**Stated exercise**
Find every line in the records below that holds the word "true", and copy each one.

══════════

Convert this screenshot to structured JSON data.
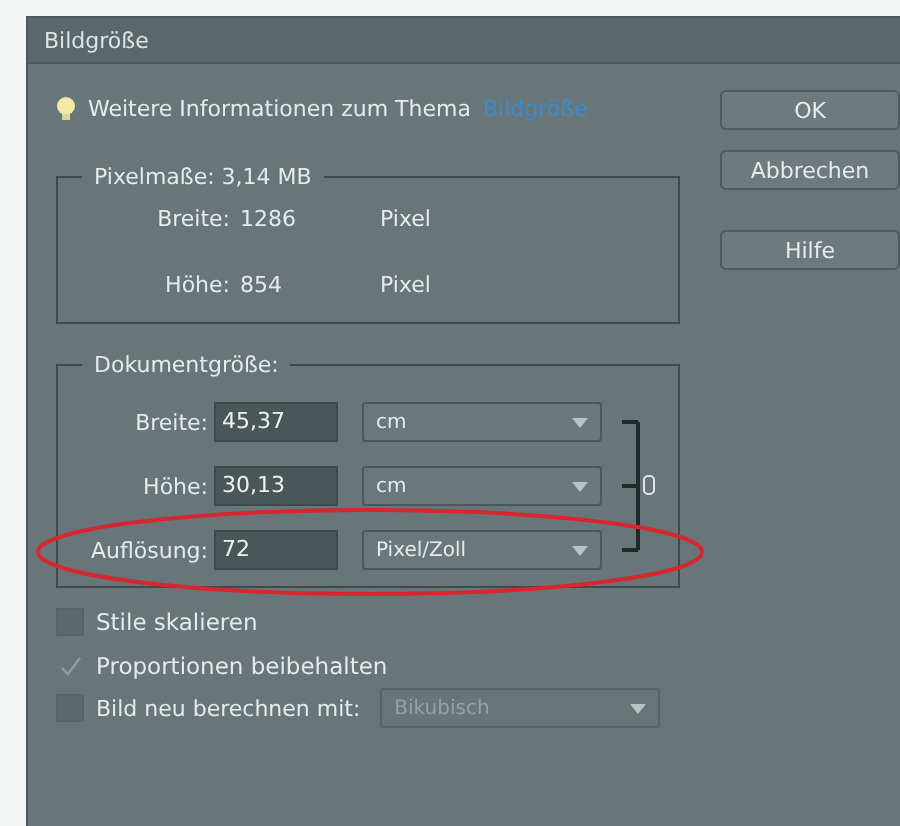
{
  "window": {
    "title": "Bildgröße"
  },
  "info": {
    "text": "Weitere Informationen zum Thema",
    "link": "Bildgröße"
  },
  "buttons": [
    {
      "label": "OK"
    },
    {
      "label": "Abbrechen"
    },
    {
      "label": "Hilfe"
    }
  ],
  "pixel_dimensions": {
    "title": "Pixelmaße: 3,14 MB",
    "rows": [
      {
        "label": "Breite:",
        "value": "1286",
        "unit": "Pixel"
      },
      {
        "label": "Höhe:",
        "value": "854",
        "unit": "Pixel"
      }
    ]
  },
  "document_size": {
    "title": "Dokumentgröße:",
    "rows": [
      {
        "label": "Breite:",
        "value": "45,37",
        "unit": "cm",
        "linked": true,
        "highlighted": false
      },
      {
        "label": "Höhe:",
        "value": "30,13",
        "unit": "cm",
        "linked": true,
        "highlighted": false
      },
      {
        "label": "Auflösung:",
        "value": "72",
        "unit": "Pixel/Zoll",
        "linked": true,
        "highlighted": true
      }
    ]
  },
  "options": [
    {
      "label": "Stile skalieren",
      "checked": false,
      "disabled": false
    },
    {
      "label": "Proportionen beibehalten",
      "checked": true,
      "disabled": true
    }
  ],
  "resample": {
    "label": "Bild neu berechnen mit:",
    "checked": false,
    "method": "Bikubisch",
    "disabled": true
  }
}
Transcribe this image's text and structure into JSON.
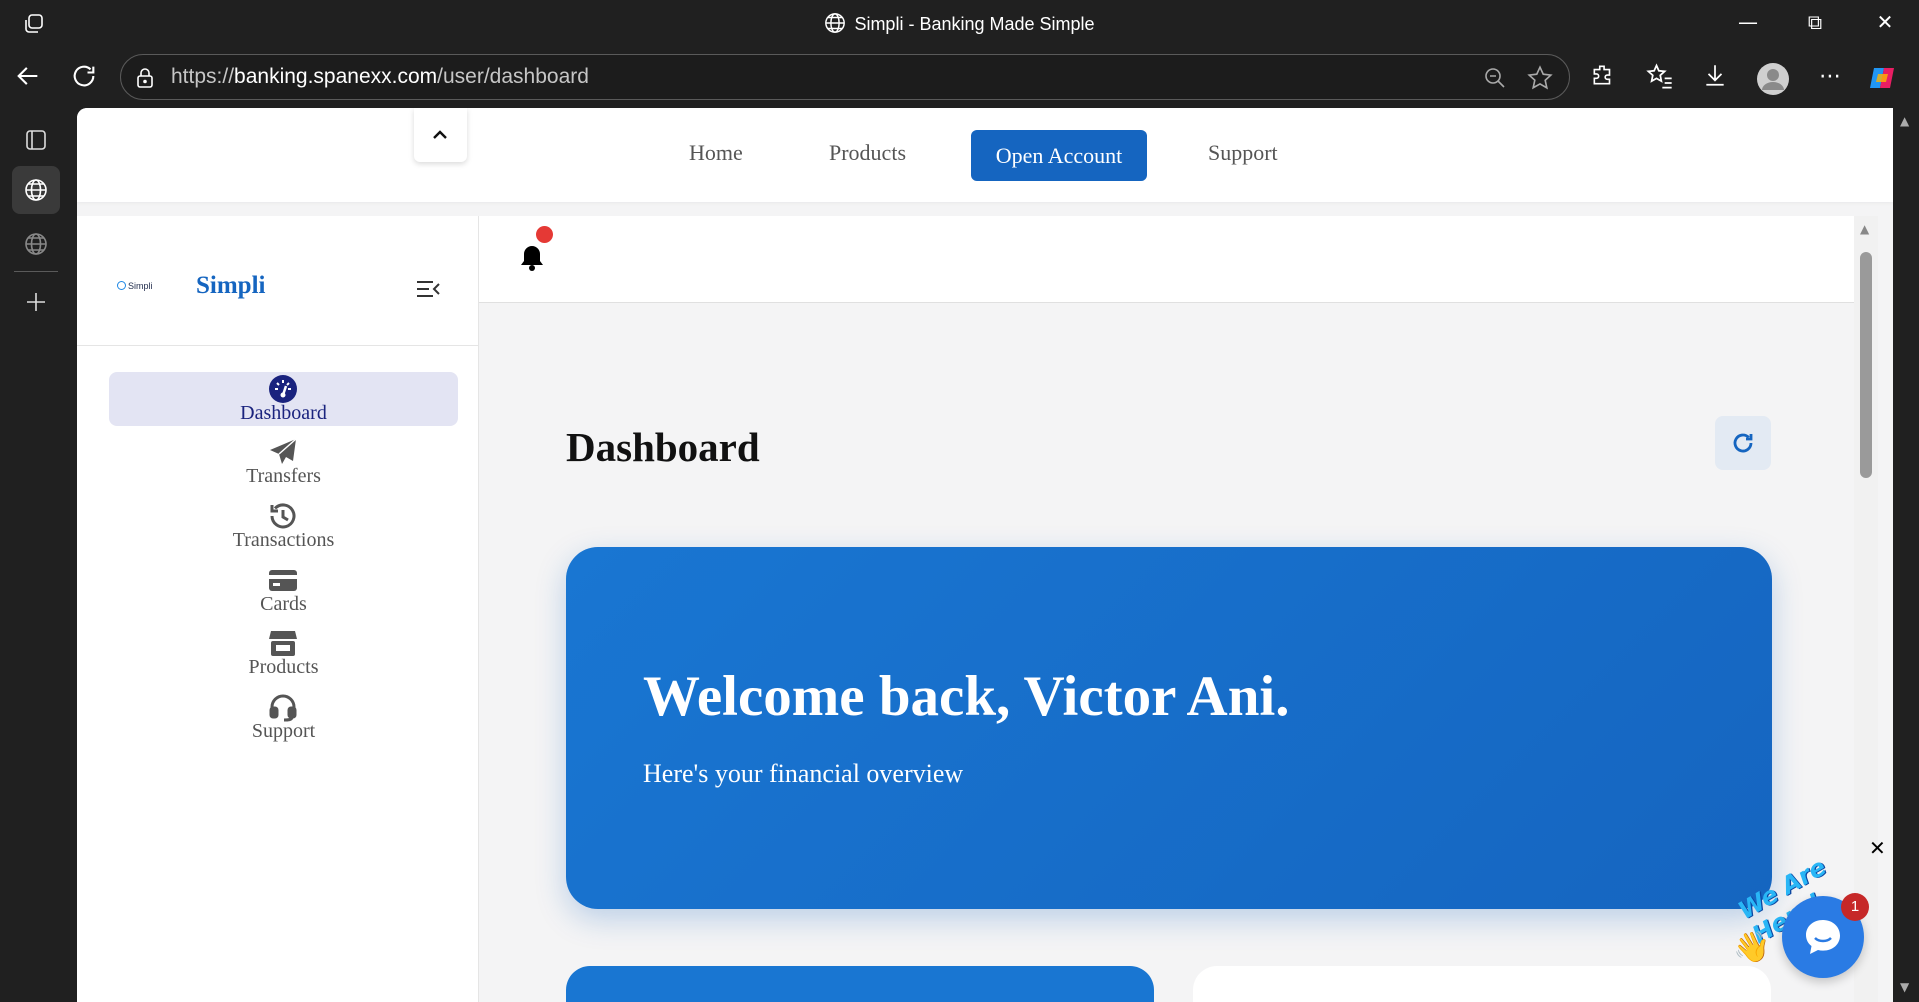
{
  "browser": {
    "window_title": "Simpli - Banking Made Simple",
    "url_prefix": "https://",
    "url_host": "banking.spanexx.com",
    "url_path": "/user/dashboard"
  },
  "topnav": {
    "links": [
      "Home",
      "Products",
      "Open Account",
      "Support"
    ]
  },
  "sidebar": {
    "logo_text": "Simpli",
    "brand_name": "Simpli",
    "items": [
      {
        "label": "Dashboard",
        "icon": "gauge-icon",
        "active": true
      },
      {
        "label": "Transfers",
        "icon": "paper-plane-icon"
      },
      {
        "label": "Transactions",
        "icon": "history-icon"
      },
      {
        "label": "Cards",
        "icon": "credit-card-icon"
      },
      {
        "label": "Products",
        "icon": "store-icon"
      },
      {
        "label": "Support",
        "icon": "headset-icon"
      }
    ]
  },
  "main": {
    "page_title": "Dashboard",
    "welcome_title": "Welcome back, Victor Ani.",
    "welcome_subtitle": "Here's your financial overview"
  },
  "chat_widget": {
    "tagline": "We Are Here!",
    "badge_count": "1"
  },
  "colors": {
    "primary": "#1565c0",
    "notification": "#e53935",
    "sidebar_active_bg": "#e3e4f3"
  }
}
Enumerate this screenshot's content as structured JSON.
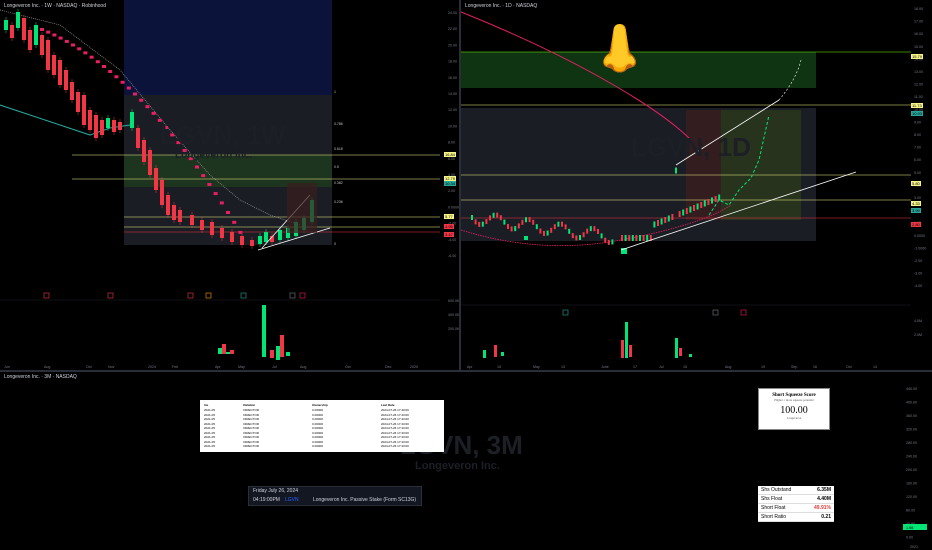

══════════

**Solution**
        "linked": true,
        "linked": true,
        "linked": true,
        "highlighted": true
      "checked": true,
      "disabled": true
    "disabled": true
        "active": true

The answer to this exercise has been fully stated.